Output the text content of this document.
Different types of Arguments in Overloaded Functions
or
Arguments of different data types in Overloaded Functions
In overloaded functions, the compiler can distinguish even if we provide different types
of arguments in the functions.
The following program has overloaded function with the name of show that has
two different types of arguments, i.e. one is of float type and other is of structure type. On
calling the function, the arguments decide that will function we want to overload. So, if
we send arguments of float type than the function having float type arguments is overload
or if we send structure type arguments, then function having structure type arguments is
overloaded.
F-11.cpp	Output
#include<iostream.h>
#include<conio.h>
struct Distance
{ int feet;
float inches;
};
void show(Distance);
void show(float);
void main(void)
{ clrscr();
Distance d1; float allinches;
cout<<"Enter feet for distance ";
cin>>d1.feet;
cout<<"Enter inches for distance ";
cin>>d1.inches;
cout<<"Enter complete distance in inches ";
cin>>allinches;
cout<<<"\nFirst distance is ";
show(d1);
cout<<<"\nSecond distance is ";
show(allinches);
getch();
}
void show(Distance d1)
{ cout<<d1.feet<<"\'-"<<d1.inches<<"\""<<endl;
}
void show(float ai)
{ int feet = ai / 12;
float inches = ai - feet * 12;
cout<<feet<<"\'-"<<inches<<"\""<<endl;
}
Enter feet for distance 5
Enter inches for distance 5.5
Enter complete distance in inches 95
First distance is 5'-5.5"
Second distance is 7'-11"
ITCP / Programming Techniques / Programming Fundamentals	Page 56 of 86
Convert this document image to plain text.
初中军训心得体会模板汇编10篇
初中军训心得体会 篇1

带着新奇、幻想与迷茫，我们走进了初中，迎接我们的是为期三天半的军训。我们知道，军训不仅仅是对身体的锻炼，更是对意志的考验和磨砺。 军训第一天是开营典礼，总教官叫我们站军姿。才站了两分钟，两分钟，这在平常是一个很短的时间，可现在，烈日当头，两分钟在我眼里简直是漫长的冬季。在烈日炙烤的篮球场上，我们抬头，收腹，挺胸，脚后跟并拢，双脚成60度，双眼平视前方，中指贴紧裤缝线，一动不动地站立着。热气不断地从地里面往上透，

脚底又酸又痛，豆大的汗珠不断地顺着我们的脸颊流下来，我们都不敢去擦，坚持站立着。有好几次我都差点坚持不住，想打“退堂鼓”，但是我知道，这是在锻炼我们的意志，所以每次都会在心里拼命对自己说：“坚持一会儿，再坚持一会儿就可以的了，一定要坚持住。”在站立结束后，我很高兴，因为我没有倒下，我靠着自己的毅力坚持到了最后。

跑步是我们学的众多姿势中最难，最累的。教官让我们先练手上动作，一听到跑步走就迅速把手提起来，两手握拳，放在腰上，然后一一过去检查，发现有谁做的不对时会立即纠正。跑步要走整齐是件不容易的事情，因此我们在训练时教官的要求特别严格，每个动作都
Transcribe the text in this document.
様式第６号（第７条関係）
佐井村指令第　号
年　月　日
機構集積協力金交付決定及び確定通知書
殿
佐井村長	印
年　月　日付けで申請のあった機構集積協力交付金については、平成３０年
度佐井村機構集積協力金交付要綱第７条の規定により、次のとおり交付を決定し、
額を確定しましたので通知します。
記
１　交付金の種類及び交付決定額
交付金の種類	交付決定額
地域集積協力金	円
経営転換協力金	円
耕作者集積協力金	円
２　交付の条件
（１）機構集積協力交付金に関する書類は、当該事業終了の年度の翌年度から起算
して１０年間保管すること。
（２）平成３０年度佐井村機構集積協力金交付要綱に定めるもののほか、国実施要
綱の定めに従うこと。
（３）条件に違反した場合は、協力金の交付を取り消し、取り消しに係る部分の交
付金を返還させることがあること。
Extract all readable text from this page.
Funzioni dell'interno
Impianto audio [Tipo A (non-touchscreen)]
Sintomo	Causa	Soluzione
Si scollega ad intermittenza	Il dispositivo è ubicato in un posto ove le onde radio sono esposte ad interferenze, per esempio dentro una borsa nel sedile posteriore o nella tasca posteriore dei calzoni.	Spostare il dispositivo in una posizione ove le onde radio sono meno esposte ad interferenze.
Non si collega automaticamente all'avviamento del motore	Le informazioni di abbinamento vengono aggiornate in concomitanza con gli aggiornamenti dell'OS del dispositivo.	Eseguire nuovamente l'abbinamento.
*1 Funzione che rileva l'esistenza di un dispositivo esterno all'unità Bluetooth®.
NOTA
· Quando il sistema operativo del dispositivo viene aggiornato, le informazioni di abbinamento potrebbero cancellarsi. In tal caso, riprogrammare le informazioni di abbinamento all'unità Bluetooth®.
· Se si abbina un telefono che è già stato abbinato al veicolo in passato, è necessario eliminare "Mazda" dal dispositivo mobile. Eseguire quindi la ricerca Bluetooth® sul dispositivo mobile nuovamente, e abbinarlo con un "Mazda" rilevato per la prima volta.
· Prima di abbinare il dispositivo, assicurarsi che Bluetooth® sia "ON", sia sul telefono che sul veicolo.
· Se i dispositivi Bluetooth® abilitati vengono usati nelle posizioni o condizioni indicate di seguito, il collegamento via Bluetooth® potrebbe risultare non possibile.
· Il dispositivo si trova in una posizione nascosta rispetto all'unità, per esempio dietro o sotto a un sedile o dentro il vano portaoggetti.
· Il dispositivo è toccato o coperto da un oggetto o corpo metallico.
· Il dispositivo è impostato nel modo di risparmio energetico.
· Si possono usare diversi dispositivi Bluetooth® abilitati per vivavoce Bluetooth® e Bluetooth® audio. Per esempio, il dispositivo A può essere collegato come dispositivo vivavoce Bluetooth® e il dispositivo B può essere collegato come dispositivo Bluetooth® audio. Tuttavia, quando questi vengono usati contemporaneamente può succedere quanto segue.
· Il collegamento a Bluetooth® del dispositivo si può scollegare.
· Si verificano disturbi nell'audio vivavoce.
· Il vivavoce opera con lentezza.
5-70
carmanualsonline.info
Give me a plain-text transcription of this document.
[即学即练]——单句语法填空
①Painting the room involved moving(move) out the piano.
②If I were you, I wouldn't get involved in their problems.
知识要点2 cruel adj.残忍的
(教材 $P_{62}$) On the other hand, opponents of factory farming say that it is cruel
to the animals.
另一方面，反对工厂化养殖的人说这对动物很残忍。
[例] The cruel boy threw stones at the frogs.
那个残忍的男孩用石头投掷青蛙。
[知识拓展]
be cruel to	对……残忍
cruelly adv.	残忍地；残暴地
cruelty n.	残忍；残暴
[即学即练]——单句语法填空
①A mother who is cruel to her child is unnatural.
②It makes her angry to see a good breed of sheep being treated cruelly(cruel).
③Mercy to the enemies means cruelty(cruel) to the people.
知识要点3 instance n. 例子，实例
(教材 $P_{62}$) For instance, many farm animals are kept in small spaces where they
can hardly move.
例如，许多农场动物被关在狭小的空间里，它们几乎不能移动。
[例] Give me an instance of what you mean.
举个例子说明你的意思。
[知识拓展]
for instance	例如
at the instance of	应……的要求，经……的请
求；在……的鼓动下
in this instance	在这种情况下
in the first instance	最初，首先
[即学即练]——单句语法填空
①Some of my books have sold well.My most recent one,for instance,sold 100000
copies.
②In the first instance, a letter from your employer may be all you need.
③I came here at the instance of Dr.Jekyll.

● ● ● ●

▸ **Work to do**
Copy each line holding the word "sedile" from the listing above.

▸ **The response**
Si scollega ad intermittenza	Il dispositivo è ubicato in un posto ove le onde radio sono esposte ad interferenze, per esempio dentro una borsa nel sedile posteriore o nella tasca posteriore dei calzoni.	Spostare il dispositivo in una posizione ove le onde radio sono meno esposte ad interferenze.
· Il dispositivo si trova in una posizione nascosta rispetto all'unità, per esempio dietro o sotto a un sedile o dentro il vano portaoggetti.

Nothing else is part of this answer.